Data section:
+--

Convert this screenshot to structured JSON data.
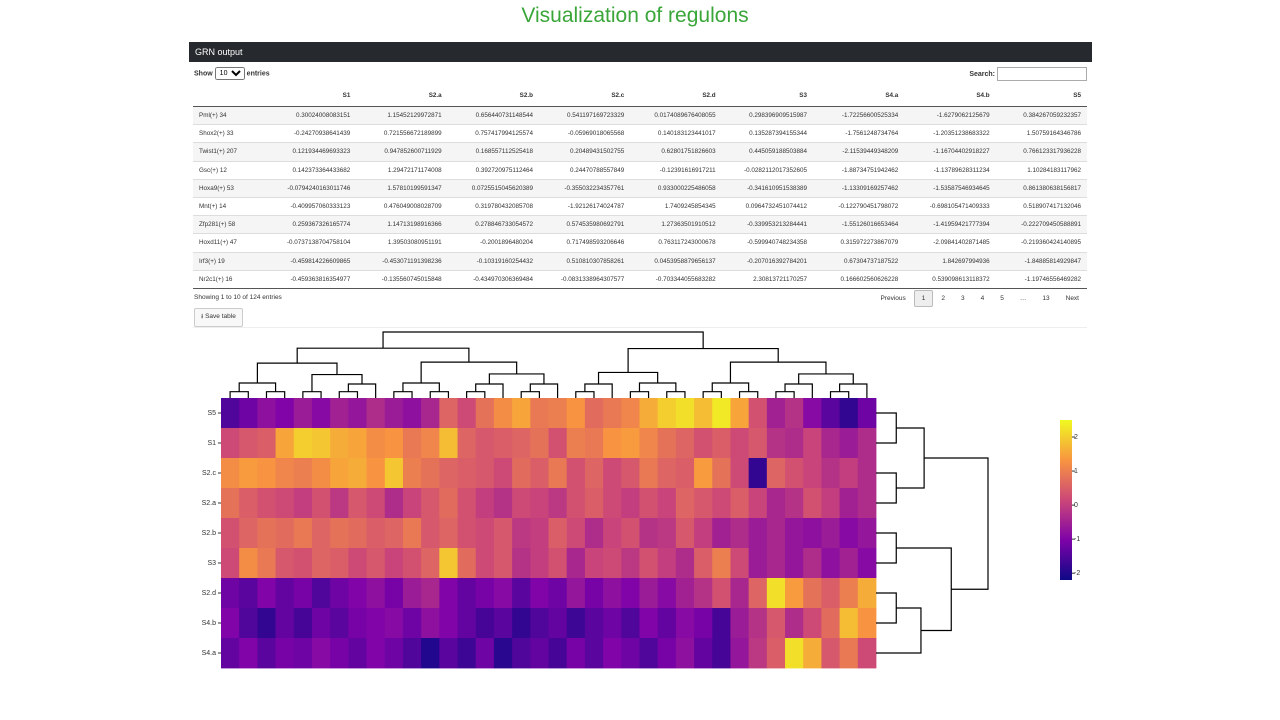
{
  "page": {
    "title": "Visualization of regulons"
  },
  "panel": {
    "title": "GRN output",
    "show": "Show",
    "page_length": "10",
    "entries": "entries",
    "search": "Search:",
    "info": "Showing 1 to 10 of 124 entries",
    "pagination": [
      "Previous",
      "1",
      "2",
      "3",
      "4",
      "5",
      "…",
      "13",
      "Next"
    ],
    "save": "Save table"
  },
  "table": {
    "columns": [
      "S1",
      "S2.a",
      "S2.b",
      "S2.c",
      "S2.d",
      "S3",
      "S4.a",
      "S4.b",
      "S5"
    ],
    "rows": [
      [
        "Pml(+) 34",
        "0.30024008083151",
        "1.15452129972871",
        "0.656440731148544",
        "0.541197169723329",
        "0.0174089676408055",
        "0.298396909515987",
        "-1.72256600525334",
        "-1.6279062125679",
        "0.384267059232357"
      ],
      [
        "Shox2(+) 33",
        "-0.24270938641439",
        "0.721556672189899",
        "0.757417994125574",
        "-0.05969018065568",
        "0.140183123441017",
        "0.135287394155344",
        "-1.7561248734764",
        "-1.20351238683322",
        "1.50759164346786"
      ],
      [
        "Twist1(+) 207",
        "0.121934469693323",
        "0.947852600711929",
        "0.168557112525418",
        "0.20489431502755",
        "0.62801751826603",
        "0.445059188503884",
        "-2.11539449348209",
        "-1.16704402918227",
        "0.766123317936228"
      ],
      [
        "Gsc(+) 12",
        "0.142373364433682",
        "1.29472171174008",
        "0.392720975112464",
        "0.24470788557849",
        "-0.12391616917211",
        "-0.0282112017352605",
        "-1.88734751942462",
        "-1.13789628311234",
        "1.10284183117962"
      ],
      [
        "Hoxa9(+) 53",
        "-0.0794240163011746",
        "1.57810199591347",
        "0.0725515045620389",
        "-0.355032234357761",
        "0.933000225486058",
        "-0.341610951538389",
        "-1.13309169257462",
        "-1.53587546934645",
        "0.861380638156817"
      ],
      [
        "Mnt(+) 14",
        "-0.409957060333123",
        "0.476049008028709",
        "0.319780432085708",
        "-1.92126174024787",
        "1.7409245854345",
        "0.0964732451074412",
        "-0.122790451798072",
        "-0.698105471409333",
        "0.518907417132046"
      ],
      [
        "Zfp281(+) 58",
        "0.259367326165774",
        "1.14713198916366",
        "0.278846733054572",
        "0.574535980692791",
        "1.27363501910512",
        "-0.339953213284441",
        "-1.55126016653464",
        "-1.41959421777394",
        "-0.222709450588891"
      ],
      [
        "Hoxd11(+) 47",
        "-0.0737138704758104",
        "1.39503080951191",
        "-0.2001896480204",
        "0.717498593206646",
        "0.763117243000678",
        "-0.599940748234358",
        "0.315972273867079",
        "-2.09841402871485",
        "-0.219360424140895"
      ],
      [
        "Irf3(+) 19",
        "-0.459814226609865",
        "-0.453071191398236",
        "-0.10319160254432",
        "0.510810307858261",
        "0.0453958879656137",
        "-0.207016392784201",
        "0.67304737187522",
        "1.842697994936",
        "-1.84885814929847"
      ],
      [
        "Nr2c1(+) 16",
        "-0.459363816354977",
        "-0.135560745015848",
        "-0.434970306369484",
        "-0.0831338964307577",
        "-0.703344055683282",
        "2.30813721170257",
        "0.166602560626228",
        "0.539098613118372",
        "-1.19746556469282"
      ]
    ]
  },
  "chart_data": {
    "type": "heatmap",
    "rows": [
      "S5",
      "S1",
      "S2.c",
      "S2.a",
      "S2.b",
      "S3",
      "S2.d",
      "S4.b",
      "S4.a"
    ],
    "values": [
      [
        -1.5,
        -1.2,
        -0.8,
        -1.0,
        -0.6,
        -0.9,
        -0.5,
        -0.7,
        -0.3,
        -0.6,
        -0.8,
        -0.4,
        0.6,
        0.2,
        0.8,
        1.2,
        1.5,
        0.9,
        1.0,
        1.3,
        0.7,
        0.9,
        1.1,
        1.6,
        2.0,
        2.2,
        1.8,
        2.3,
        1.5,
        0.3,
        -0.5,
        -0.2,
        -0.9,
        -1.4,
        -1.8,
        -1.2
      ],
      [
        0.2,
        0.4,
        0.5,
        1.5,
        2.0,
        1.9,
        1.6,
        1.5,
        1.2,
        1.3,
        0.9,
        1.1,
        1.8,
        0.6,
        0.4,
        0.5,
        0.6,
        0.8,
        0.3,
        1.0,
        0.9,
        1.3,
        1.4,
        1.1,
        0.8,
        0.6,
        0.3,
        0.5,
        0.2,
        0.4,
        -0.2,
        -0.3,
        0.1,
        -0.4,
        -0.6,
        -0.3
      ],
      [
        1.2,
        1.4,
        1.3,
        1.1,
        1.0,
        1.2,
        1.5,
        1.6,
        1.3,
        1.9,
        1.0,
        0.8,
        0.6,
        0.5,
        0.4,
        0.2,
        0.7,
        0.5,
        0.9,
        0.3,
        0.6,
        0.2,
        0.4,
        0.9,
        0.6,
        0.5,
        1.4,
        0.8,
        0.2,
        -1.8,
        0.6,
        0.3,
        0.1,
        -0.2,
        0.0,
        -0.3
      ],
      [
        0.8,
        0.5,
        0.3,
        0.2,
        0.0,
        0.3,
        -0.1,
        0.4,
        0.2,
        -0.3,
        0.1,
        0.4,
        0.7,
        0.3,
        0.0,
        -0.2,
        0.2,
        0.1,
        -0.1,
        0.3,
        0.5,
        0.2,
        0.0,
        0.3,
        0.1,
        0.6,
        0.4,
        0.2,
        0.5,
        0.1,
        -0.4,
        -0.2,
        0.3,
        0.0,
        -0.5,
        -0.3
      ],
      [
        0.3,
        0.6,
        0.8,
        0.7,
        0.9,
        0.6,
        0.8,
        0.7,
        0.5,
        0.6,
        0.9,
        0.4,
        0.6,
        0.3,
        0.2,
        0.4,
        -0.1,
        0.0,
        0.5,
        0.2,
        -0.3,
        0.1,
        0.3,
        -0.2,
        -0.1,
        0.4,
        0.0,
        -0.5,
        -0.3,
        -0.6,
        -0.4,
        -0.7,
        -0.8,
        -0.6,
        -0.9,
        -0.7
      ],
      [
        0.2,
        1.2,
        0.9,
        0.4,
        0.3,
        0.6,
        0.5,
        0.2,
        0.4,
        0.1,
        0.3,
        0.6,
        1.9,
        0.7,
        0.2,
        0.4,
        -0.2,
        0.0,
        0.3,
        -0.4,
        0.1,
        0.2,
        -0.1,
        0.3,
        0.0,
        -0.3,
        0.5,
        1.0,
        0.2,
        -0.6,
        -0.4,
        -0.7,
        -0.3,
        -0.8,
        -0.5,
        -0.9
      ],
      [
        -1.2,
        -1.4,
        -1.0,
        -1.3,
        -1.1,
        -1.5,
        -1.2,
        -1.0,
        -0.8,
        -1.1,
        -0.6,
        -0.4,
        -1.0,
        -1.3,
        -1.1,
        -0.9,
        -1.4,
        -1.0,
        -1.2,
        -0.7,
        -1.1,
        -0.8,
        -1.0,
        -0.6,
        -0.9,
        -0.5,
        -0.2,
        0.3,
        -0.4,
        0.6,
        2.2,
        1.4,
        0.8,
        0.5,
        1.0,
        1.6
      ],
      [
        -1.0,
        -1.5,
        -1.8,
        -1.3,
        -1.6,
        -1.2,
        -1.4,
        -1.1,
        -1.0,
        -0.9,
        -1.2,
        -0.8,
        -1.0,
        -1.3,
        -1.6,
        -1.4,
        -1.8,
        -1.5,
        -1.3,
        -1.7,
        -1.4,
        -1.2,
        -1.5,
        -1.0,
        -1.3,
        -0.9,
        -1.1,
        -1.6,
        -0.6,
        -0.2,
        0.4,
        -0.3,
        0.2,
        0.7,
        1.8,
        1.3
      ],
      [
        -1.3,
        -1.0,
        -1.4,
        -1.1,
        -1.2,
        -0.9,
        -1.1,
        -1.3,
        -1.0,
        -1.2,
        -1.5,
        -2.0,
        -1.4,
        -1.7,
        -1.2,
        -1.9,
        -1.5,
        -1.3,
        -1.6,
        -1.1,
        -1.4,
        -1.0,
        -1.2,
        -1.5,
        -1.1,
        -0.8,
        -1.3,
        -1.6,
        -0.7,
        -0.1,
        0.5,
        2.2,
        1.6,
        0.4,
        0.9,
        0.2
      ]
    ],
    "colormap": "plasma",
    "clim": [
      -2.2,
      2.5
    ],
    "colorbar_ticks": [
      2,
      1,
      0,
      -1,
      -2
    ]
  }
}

+--

Directions for this task: What is the number of lines above that contain "title"? Answer with that number only.

Completed exercise: 2